## EXERCISE OBJECTIVE:
Make an exact copy of the records, with the pictures left out.

## PROVIDED RECORDS:
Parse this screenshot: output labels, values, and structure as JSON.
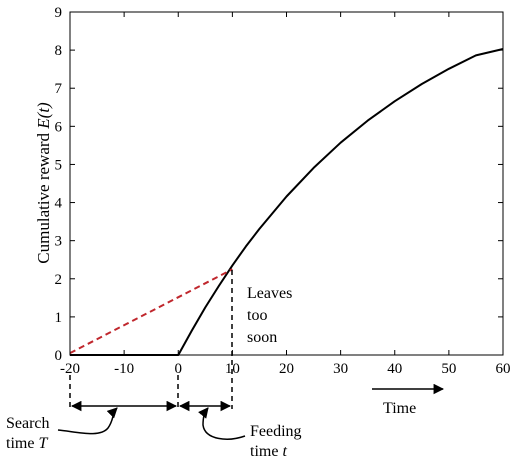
{
  "chart_data": {
    "type": "line",
    "ylabel": "Cumulative reward ",
    "ylabel_var": "E(t)",
    "xlim": [
      -20,
      60
    ],
    "ylim": [
      0,
      9
    ],
    "x_ticks": [
      -20,
      -10,
      0,
      10,
      20,
      30,
      40,
      50,
      60
    ],
    "y_ticks": [
      0,
      1,
      2,
      3,
      4,
      5,
      6,
      7,
      8,
      9
    ],
    "grid": false,
    "series": [
      {
        "x": [
          -20,
          0,
          2.5,
          5,
          7.5,
          10,
          12.5,
          15,
          20,
          25,
          30,
          35,
          40,
          45,
          50,
          55,
          60
        ],
        "y": [
          0,
          0,
          0.64,
          1.25,
          1.81,
          2.35,
          2.85,
          3.31,
          4.16,
          4.91,
          5.57,
          6.15,
          6.66,
          7.11,
          7.51,
          7.86,
          8.03
        ],
        "color": "#000000",
        "style": "solid"
      },
      {
        "x": [
          -20,
          10
        ],
        "y": [
          0.05,
          2.25
        ],
        "color": "#c0272d",
        "style": "dashed"
      }
    ],
    "annotations": {
      "leaves": [
        "Leaves",
        "too",
        "soon"
      ],
      "time": "Time",
      "search": [
        "Search",
        "time "
      ],
      "search_var": "T",
      "feeding": [
        "Feeding",
        "time "
      ],
      "feeding_var": "t"
    }
  }
}
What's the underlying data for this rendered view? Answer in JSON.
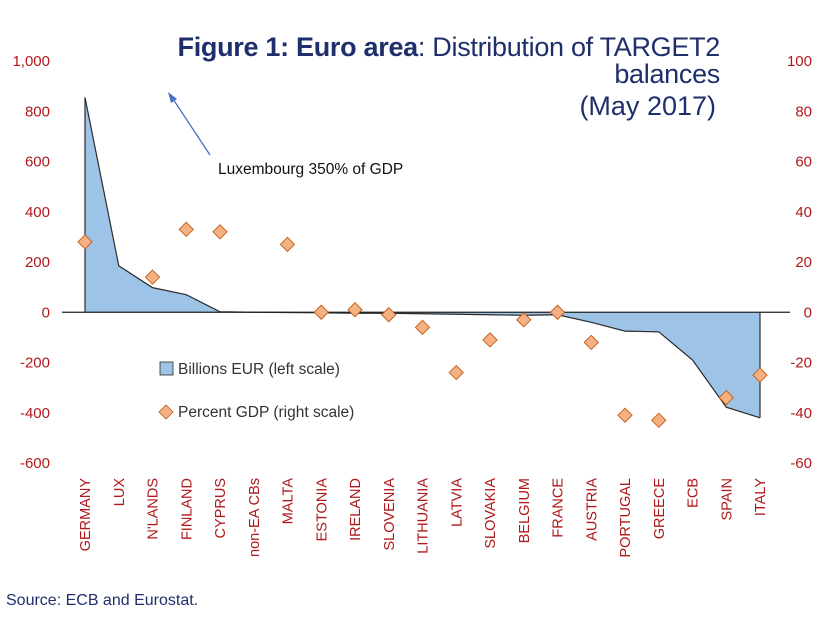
{
  "title": {
    "bold": "Figure 1: Euro area",
    "rest": ": Distribution of TARGET2 balances",
    "line2": "(May 2017)"
  },
  "source": "Source: ECB and Eurostat.",
  "annotation": "Luxembourg 350% of GDP",
  "colors": {
    "area_fill": "#9dc3e6",
    "area_stroke": "#2b2b2b",
    "marker_fill": "#f4b183",
    "marker_stroke": "#c55a11",
    "tick_text": "#b0191b",
    "title": "#1f2f6b",
    "arrow": "#4472c4"
  },
  "chart_data": {
    "type": "area",
    "categories": [
      "GERMANY",
      "LUX",
      "N'LANDS",
      "FINLAND",
      "CYPRUS",
      "non-EA CBs",
      "MALTA",
      "ESTONIA",
      "IRELAND",
      "SLOVENIA",
      "LITHUANIA",
      "LATVIA",
      "SLOVAKIA",
      "BELGIUM",
      "FRANCE",
      "AUSTRIA",
      "PORTUGAL",
      "GREECE",
      "ECB",
      "SPAIN",
      "ITALY"
    ],
    "series": [
      {
        "name": "Billions EUR (left scale)",
        "type": "area",
        "axis": "left",
        "values": [
          855,
          185,
          98,
          70,
          2,
          0,
          -1,
          -2,
          -4,
          -4,
          -6,
          -8,
          -10,
          -12,
          -10,
          -40,
          -75,
          -78,
          -190,
          -378,
          -420
        ]
      },
      {
        "name": "Percent GDP (right scale)",
        "type": "scatter",
        "axis": "right",
        "values": [
          28,
          null,
          14,
          33,
          32,
          null,
          27,
          0,
          1,
          -1,
          -6,
          -24,
          -11,
          -3,
          0,
          -12,
          -41,
          -43,
          null,
          -34,
          -25
        ]
      }
    ],
    "ylim_left": [
      -600,
      1000
    ],
    "yticks_left": [
      "1,000",
      "800",
      "600",
      "400",
      "200",
      "0",
      "-200",
      "-400",
      "-600"
    ],
    "ylim_right": [
      -60,
      100
    ],
    "yticks_right": [
      "100",
      "80",
      "60",
      "40",
      "20",
      "0",
      "-20",
      "-40",
      "-60"
    ],
    "legend_position": "inside-lower-left",
    "grid": false
  }
}
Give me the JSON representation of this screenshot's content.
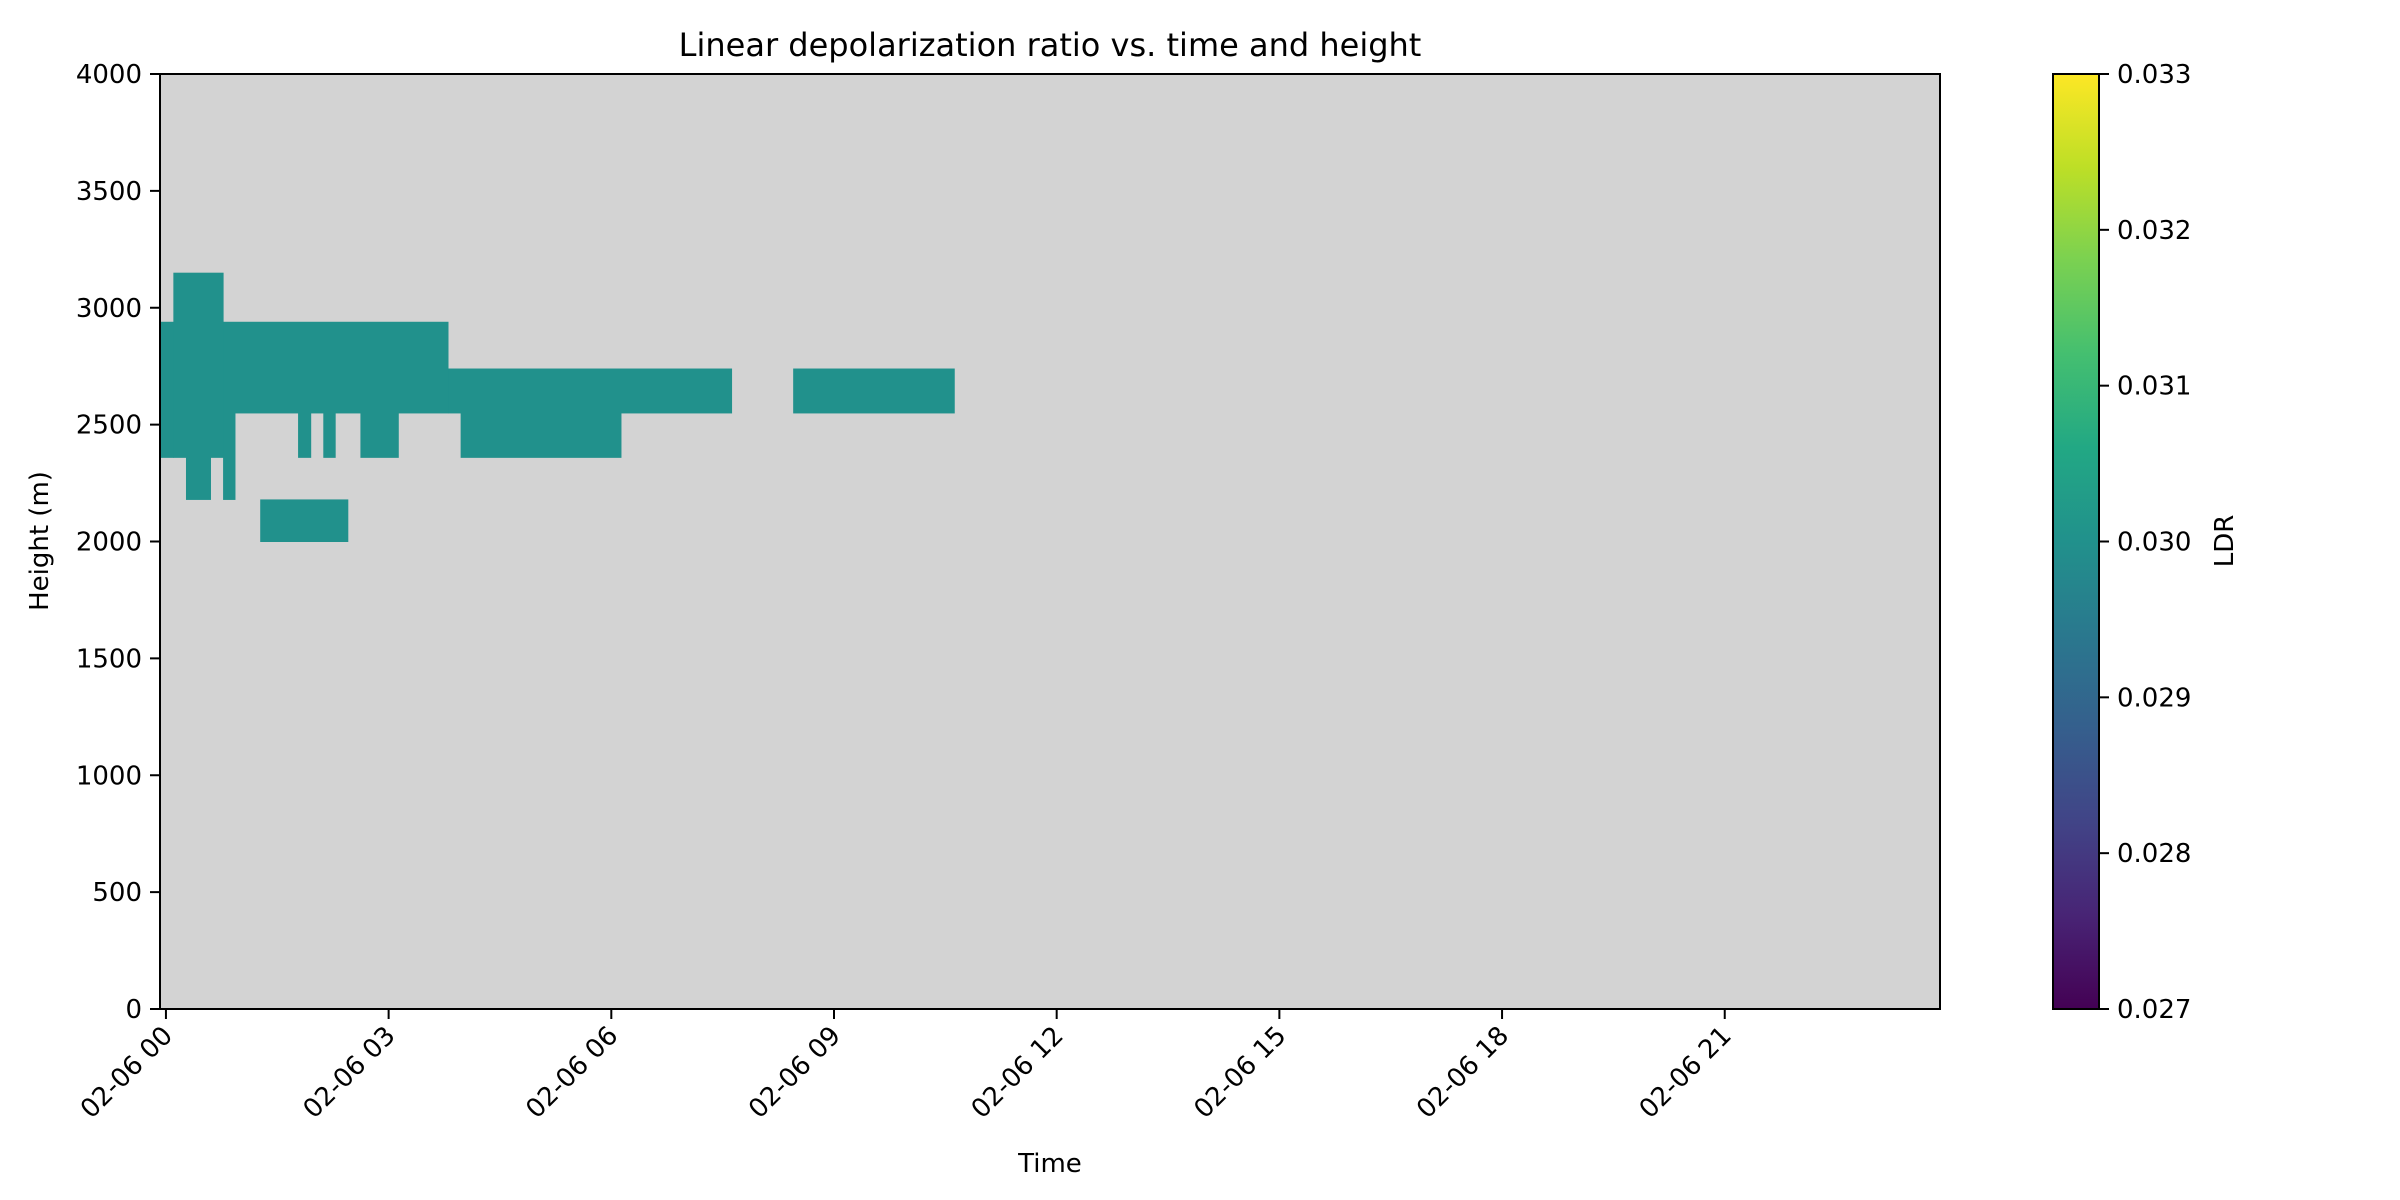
{
  "chart_data": {
    "type": "heatmap",
    "title": "Linear depolarization ratio vs. time and height",
    "xlabel": "Time",
    "ylabel": "Height (m)",
    "xlim_hours": [
      -0.08,
      23.9
    ],
    "ylim": [
      0,
      4000
    ],
    "x_ticks": [
      {
        "hour": 0,
        "label": "02-06 00"
      },
      {
        "hour": 3,
        "label": "02-06 03"
      },
      {
        "hour": 6,
        "label": "02-06 06"
      },
      {
        "hour": 9,
        "label": "02-06 09"
      },
      {
        "hour": 12,
        "label": "02-06 12"
      },
      {
        "hour": 15,
        "label": "02-06 15"
      },
      {
        "hour": 18,
        "label": "02-06 18"
      },
      {
        "hour": 21,
        "label": "02-06 21"
      }
    ],
    "y_ticks": [
      0,
      500,
      1000,
      1500,
      2000,
      2500,
      3000,
      3500,
      4000
    ],
    "background_color": "#d3d3d3",
    "colormap": "viridis",
    "colorbar": {
      "label": "LDR",
      "range": [
        0.027,
        0.033
      ],
      "ticks": [
        "0.027",
        "0.028",
        "0.029",
        "0.030",
        "0.031",
        "0.032",
        "0.033"
      ]
    },
    "cells": [
      {
        "t0": -0.08,
        "t1": 0.1,
        "h0": 2360,
        "h1": 2940,
        "ldr": 0.03
      },
      {
        "t0": 0.1,
        "t1": 0.77,
        "h0": 2360,
        "h1": 3150,
        "ldr": 0.03
      },
      {
        "t0": 0.77,
        "t1": 3.8,
        "h0": 2550,
        "h1": 2940,
        "ldr": 0.03
      },
      {
        "t0": 3.8,
        "t1": 7.62,
        "h0": 2550,
        "h1": 2740,
        "ldr": 0.03
      },
      {
        "t0": 8.45,
        "t1": 10.62,
        "h0": 2550,
        "h1": 2740,
        "ldr": 0.03
      },
      {
        "t0": 0.77,
        "t1": 0.93,
        "h0": 2180,
        "h1": 2550,
        "ldr": 0.03
      },
      {
        "t0": 0.27,
        "t1": 0.6,
        "h0": 2180,
        "h1": 2360,
        "ldr": 0.03
      },
      {
        "t0": 1.78,
        "t1": 1.95,
        "h0": 2360,
        "h1": 2550,
        "ldr": 0.03
      },
      {
        "t0": 2.12,
        "t1": 2.28,
        "h0": 2360,
        "h1": 2550,
        "ldr": 0.03
      },
      {
        "t0": 2.62,
        "t1": 3.13,
        "h0": 2360,
        "h1": 2550,
        "ldr": 0.03
      },
      {
        "t0": 3.97,
        "t1": 6.13,
        "h0": 2360,
        "h1": 2550,
        "ldr": 0.03
      },
      {
        "t0": 1.27,
        "t1": 2.45,
        "h0": 2000,
        "h1": 2180,
        "ldr": 0.03
      }
    ]
  }
}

## EXERCISE OUTPUT:
Parse this screenshot: output labels, values, and structure as JSON.
{
  "chart_data": {
    "type": "line",
    "ylabel": "Cumulative reward ",
    "ylabel_var": "E(t)",
    "xlim": [
      -20,
      60
    ],
    "ylim": [
      0,
      9
    ],
    "x_ticks": [
      -20,
      -10,
      0,
      10,
      20,
      30,
      40,
      50,
      60
    ],
    "y_ticks": [
      0,
      1,
      2,
      3,
      4,
      5,
      6,
      7,
      8,
      9
    ],
    "grid": false,
    "series": [
      {
        "x": [
          -20,
          0,
          2.5,
          5,
          7.5,
          10,
          12.5,
          15,
          20,
          25,
          30,
          35,
          40,
          45,
          50,
          55,
          60
        ],
        "y": [
          0,
          0,
          0.64,
          1.25,
          1.81,
          2.35,
          2.85,
          3.31,
          4.16,
          4.91,
          5.57,
          6.15,
          6.66,
          7.11,
          7.51,
          7.86,
          8.03
        ],
        "color": "#000000",
        "style": "solid"
      },
      {
        "x": [
          -20,
          10
        ],
        "y": [
          0.05,
          2.25
        ],
        "color": "#c0272d",
        "style": "dashed"
      }
    ],
    "annotations": {
      "leaves": [
        "Leaves",
        "too",
        "soon"
      ],
      "time": "Time",
      "search": [
        "Search",
        "time "
      ],
      "search_var": "T",
      "feeding": [
        "Feeding",
        "time "
      ],
      "feeding_var": "t"
    }
  }
}
What's the underlying data for this rendered view? Answer in JSON.
{
  "title": {
    "bold": "Figure 1: Euro area",
    "rest": ": Distribution of TARGET2 balances",
    "line2": "(May 2017)"
  },
  "source": "Source: ECB and Eurostat.",
  "annotation": "Luxembourg 350% of GDP",
  "colors": {
    "area_fill": "#9dc3e6",
    "area_stroke": "#2b2b2b",
    "marker_fill": "#f4b183",
    "marker_stroke": "#c55a11",
    "tick_text": "#b0191b",
    "title": "#1f2f6b",
    "arrow": "#4472c4"
  },
  "chart_data": {
    "type": "area",
    "categories": [
      "GERMANY",
      "LUX",
      "N'LANDS",
      "FINLAND",
      "CYPRUS",
      "non-EA CBs",
      "MALTA",
      "ESTONIA",
      "IRELAND",
      "SLOVENIA",
      "LITHUANIA",
      "LATVIA",
      "SLOVAKIA",
      "BELGIUM",
      "FRANCE",
      "AUSTRIA",
      "PORTUGAL",
      "GREECE",
      "ECB",
      "SPAIN",
      "ITALY"
    ],
    "series": [
      {
        "name": "Billions EUR (left scale)",
        "type": "area",
        "axis": "left",
        "values": [
          855,
          185,
          98,
          70,
          2,
          0,
          -1,
          -2,
          -4,
          -4,
          -6,
          -8,
          -10,
          -12,
          -10,
          -40,
          -75,
          -78,
          -190,
          -378,
          -420
        ]
      },
      {
        "name": "Percent GDP (right scale)",
        "type": "scatter",
        "axis": "right",
        "values": [
          28,
          null,
          14,
          33,
          32,
          null,
          27,
          0,
          1,
          -1,
          -6,
          -24,
          -11,
          -3,
          0,
          -12,
          -41,
          -43,
          null,
          -34,
          -25
        ]
      }
    ],
    "ylim_left": [
      -600,
      1000
    ],
    "yticks_left": [
      "1,000",
      "800",
      "600",
      "400",
      "200",
      "0",
      "-200",
      "-400",
      "-600"
    ],
    "ylim_right": [
      -60,
      100
    ],
    "yticks_right": [
      "100",
      "80",
      "60",
      "40",
      "20",
      "0",
      "-20",
      "-40",
      "-60"
    ],
    "legend_position": "inside-lower-left",
    "grid": false
  }
}
Give me the JSON representation of this screenshot's content.
{
  "chart_data": {
    "type": "heatmap",
    "title": "Linear depolarization ratio vs. time and height",
    "xlabel": "Time",
    "ylabel": "Height (m)",
    "xlim_hours": [
      -0.08,
      23.9
    ],
    "ylim": [
      0,
      4000
    ],
    "x_ticks": [
      {
        "hour": 0,
        "label": "02-06 00"
      },
      {
        "hour": 3,
        "label": "02-06 03"
      },
      {
        "hour": 6,
        "label": "02-06 06"
      },
      {
        "hour": 9,
        "label": "02-06 09"
      },
      {
        "hour": 12,
        "label": "02-06 12"
      },
      {
        "hour": 15,
        "label": "02-06 15"
      },
      {
        "hour": 18,
        "label": "02-06 18"
      },
      {
        "hour": 21,
        "label": "02-06 21"
      }
    ],
    "y_ticks": [
      0,
      500,
      1000,
      1500,
      2000,
      2500,
      3000,
      3500,
      4000
    ],
    "background_color": "#d3d3d3",
    "colormap": "viridis",
    "colorbar": {
      "label": "LDR",
      "range": [
        0.027,
        0.033
      ],
      "ticks": [
        "0.027",
        "0.028",
        "0.029",
        "0.030",
        "0.031",
        "0.032",
        "0.033"
      ]
    },
    "cells": [
      {
        "t0": -0.08,
        "t1": 0.1,
        "h0": 2360,
        "h1": 2940,
        "ldr": 0.03
      },
      {
        "t0": 0.1,
        "t1": 0.77,
        "h0": 2360,
        "h1": 3150,
        "ldr": 0.03
      },
      {
        "t0": 0.77,
        "t1": 3.8,
        "h0": 2550,
        "h1": 2940,
        "ldr": 0.03
      },
      {
        "t0": 3.8,
        "t1": 7.62,
        "h0": 2550,
        "h1": 2740,
        "ldr": 0.03
      },
      {
        "t0": 8.45,
        "t1": 10.62,
        "h0": 2550,
        "h1": 2740,
        "ldr": 0.03
      },
      {
        "t0": 0.77,
        "t1": 0.93,
        "h0": 2180,
        "h1": 2550,
        "ldr": 0.03
      },
      {
        "t0": 0.27,
        "t1": 0.6,
        "h0": 2180,
        "h1": 2360,
        "ldr": 0.03
      },
      {
        "t0": 1.78,
        "t1": 1.95,
        "h0": 2360,
        "h1": 2550,
        "ldr": 0.03
      },
      {
        "t0": 2.12,
        "t1": 2.28,
        "h0": 2360,
        "h1": 2550,
        "ldr": 0.03
      },
      {
        "t0": 2.62,
        "t1": 3.13,
        "h0": 2360,
        "h1": 2550,
        "ldr": 0.03
      },
      {
        "t0": 3.97,
        "t1": 6.13,
        "h0": 2360,
        "h1": 2550,
        "ldr": 0.03
      },
      {
        "t0": 1.27,
        "t1": 2.45,
        "h0": 2000,
        "h1": 2180,
        "ldr": 0.03
      }
    ]
  }
}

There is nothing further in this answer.